[Extracted data entries]
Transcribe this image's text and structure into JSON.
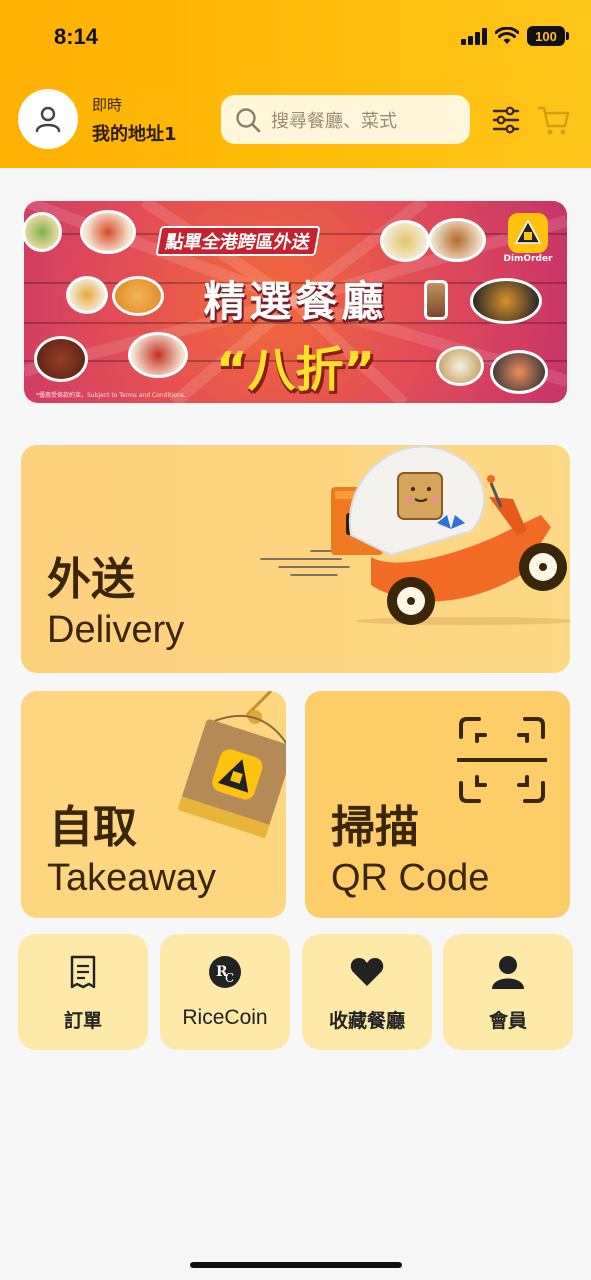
{
  "status_bar": {
    "time": "8:14",
    "battery": "100"
  },
  "header": {
    "address_mode": "即時",
    "address_name": "我的地址1",
    "search_placeholder": "搜尋餐廳、菜式"
  },
  "banner": {
    "tag": "點單全港跨區外送",
    "title": "精選餐廳",
    "discount": "“八折”",
    "logo_text": "DimOrder",
    "fine_print": "*優惠受條款約束。Subject to Terms and Conditions."
  },
  "cards": {
    "delivery": {
      "zh": "外送",
      "en": "Delivery"
    },
    "takeaway": {
      "zh": "自取",
      "en": "Takeaway"
    },
    "qr": {
      "zh": "掃描",
      "en": "QR Code"
    }
  },
  "shortcuts": [
    {
      "label": "訂單",
      "icon": "receipt-icon"
    },
    {
      "label": "RiceCoin",
      "icon": "ricecoin-icon"
    },
    {
      "label": "收藏餐廳",
      "icon": "heart-icon"
    },
    {
      "label": "會員",
      "icon": "member-icon"
    }
  ],
  "colors": {
    "brand": "#ffb800",
    "card": "#fdd67f",
    "tile": "#ffe9a9",
    "text_dark": "#3a2608"
  }
}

**Set task**
Images should not appear in the copy; retype the listing above exactly.

**Output of the exercise**
Transcribe this image's text and structure into JSON.
{
  "status_bar": {
    "time": "8:14",
    "battery": "100"
  },
  "header": {
    "address_mode": "即時",
    "address_name": "我的地址1",
    "search_placeholder": "搜尋餐廳、菜式"
  },
  "banner": {
    "tag": "點單全港跨區外送",
    "title": "精選餐廳",
    "discount": "“八折”",
    "logo_text": "DimOrder",
    "fine_print": "*優惠受條款約束。Subject to Terms and Conditions."
  },
  "cards": {
    "delivery": {
      "zh": "外送",
      "en": "Delivery"
    },
    "takeaway": {
      "zh": "自取",
      "en": "Takeaway"
    },
    "qr": {
      "zh": "掃描",
      "en": "QR Code"
    }
  },
  "shortcuts": [
    {
      "label": "訂單",
      "icon": "receipt-icon"
    },
    {
      "label": "RiceCoin",
      "icon": "ricecoin-icon"
    },
    {
      "label": "收藏餐廳",
      "icon": "heart-icon"
    },
    {
      "label": "會員",
      "icon": "member-icon"
    }
  ],
  "colors": {
    "brand": "#ffb800",
    "card": "#fdd67f",
    "tile": "#ffe9a9",
    "text_dark": "#3a2608"
  }
}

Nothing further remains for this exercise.